Do this: Below is a listing to transcribe in full and exactly; keep the pictures out.

[Figure record extracts]
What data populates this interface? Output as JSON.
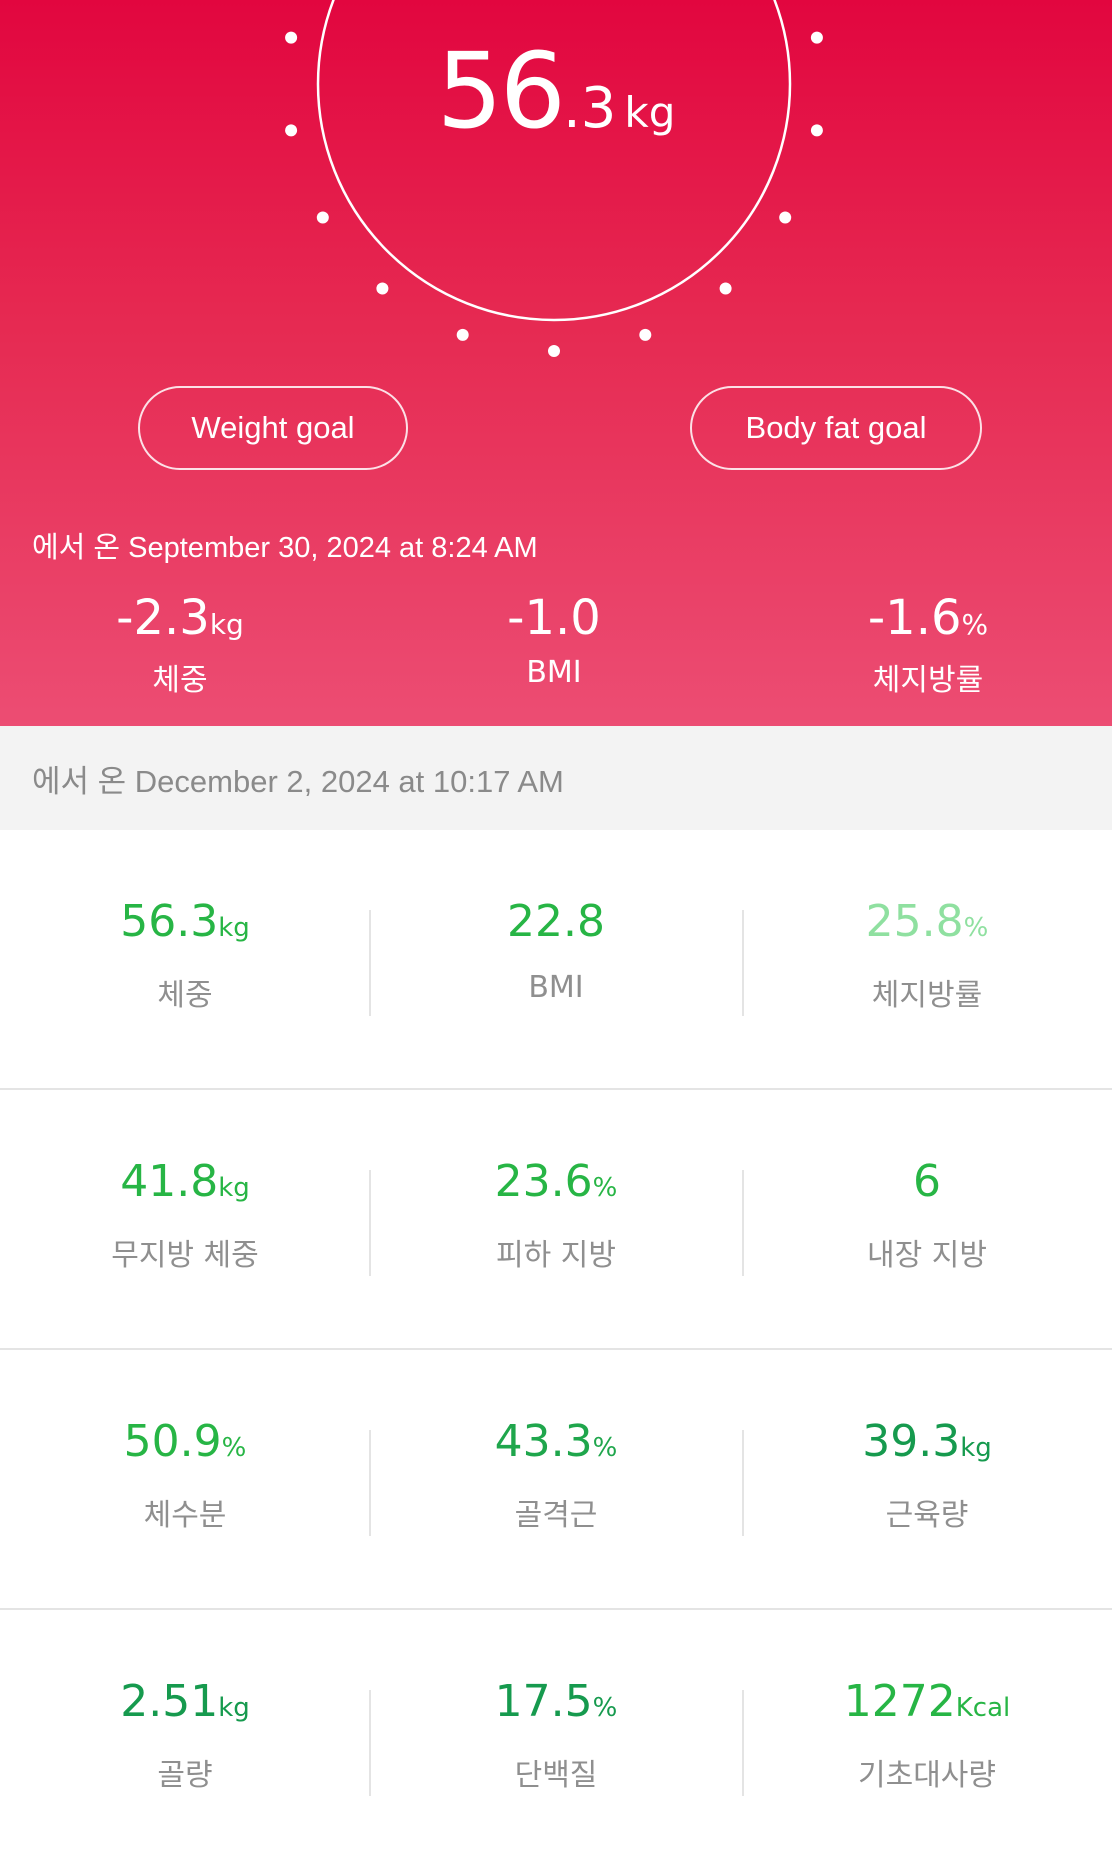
{
  "colors": {
    "hero_top": "#e2063f",
    "hero_bottom": "#ec4d73",
    "value_green": "#27b545",
    "value_light_green": "#8fe0a0",
    "value_dark_green": "#169a4e"
  },
  "current_weight": {
    "int": "56",
    "dec": ".3",
    "unit": "kg"
  },
  "goals": {
    "weight_label": "Weight goal",
    "body_fat_label": "Body fat goal"
  },
  "since_date": "에서 온 September 30, 2024 at 8:24 AM",
  "deltas": [
    {
      "value": "-2.3",
      "unit": "kg",
      "label": "체중"
    },
    {
      "value": "-1.0",
      "unit": "",
      "label": "BMI"
    },
    {
      "value": "-1.6",
      "unit": "%",
      "label": "체지방률"
    }
  ],
  "measurement_date": "에서 온 December 2, 2024 at 10:17 AM",
  "metrics": [
    [
      {
        "value": "56.3",
        "unit": "kg",
        "label": "체중",
        "color": "#27b545"
      },
      {
        "value": "22.8",
        "unit": "",
        "label": "BMI",
        "color": "#27b545"
      },
      {
        "value": "25.8",
        "unit": "%",
        "label": "체지방률",
        "color": "#8fe0a0"
      }
    ],
    [
      {
        "value": "41.8",
        "unit": "kg",
        "label": "무지방 체중",
        "color": "#27b545"
      },
      {
        "value": "23.6",
        "unit": "%",
        "label": "피하 지방",
        "color": "#27b545"
      },
      {
        "value": "6",
        "unit": "",
        "label": "내장 지방",
        "color": "#27b545"
      }
    ],
    [
      {
        "value": "50.9",
        "unit": "%",
        "label": "체수분",
        "color": "#27b545"
      },
      {
        "value": "43.3",
        "unit": "%",
        "label": "골격근",
        "color": "#1fa64c"
      },
      {
        "value": "39.3",
        "unit": "kg",
        "label": "근육량",
        "color": "#169a4e"
      }
    ],
    [
      {
        "value": "2.51",
        "unit": "kg",
        "label": "골량",
        "color": "#169a4e"
      },
      {
        "value": "17.5",
        "unit": "%",
        "label": "단백질",
        "color": "#169a4e"
      },
      {
        "value": "1272",
        "unit": "Kcal",
        "label": "기초대사량",
        "color": "#27b545"
      }
    ]
  ]
}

The output:
What data populates this interface? Output as JSON.
{
  "colors": {
    "hero_top": "#e2063f",
    "hero_bottom": "#ec4d73",
    "value_green": "#27b545",
    "value_light_green": "#8fe0a0",
    "value_dark_green": "#169a4e"
  },
  "current_weight": {
    "int": "56",
    "dec": ".3",
    "unit": "kg"
  },
  "goals": {
    "weight_label": "Weight goal",
    "body_fat_label": "Body fat goal"
  },
  "since_date": "에서 온 September 30, 2024 at 8:24 AM",
  "deltas": [
    {
      "value": "-2.3",
      "unit": "kg",
      "label": "체중"
    },
    {
      "value": "-1.0",
      "unit": "",
      "label": "BMI"
    },
    {
      "value": "-1.6",
      "unit": "%",
      "label": "체지방률"
    }
  ],
  "measurement_date": "에서 온 December 2, 2024 at 10:17 AM",
  "metrics": [
    [
      {
        "value": "56.3",
        "unit": "kg",
        "label": "체중",
        "color": "#27b545"
      },
      {
        "value": "22.8",
        "unit": "",
        "label": "BMI",
        "color": "#27b545"
      },
      {
        "value": "25.8",
        "unit": "%",
        "label": "체지방률",
        "color": "#8fe0a0"
      }
    ],
    [
      {
        "value": "41.8",
        "unit": "kg",
        "label": "무지방 체중",
        "color": "#27b545"
      },
      {
        "value": "23.6",
        "unit": "%",
        "label": "피하 지방",
        "color": "#27b545"
      },
      {
        "value": "6",
        "unit": "",
        "label": "내장 지방",
        "color": "#27b545"
      }
    ],
    [
      {
        "value": "50.9",
        "unit": "%",
        "label": "체수분",
        "color": "#27b545"
      },
      {
        "value": "43.3",
        "unit": "%",
        "label": "골격근",
        "color": "#1fa64c"
      },
      {
        "value": "39.3",
        "unit": "kg",
        "label": "근육량",
        "color": "#169a4e"
      }
    ],
    [
      {
        "value": "2.51",
        "unit": "kg",
        "label": "골량",
        "color": "#169a4e"
      },
      {
        "value": "17.5",
        "unit": "%",
        "label": "단백질",
        "color": "#169a4e"
      },
      {
        "value": "1272",
        "unit": "Kcal",
        "label": "기초대사량",
        "color": "#27b545"
      }
    ]
  ]
}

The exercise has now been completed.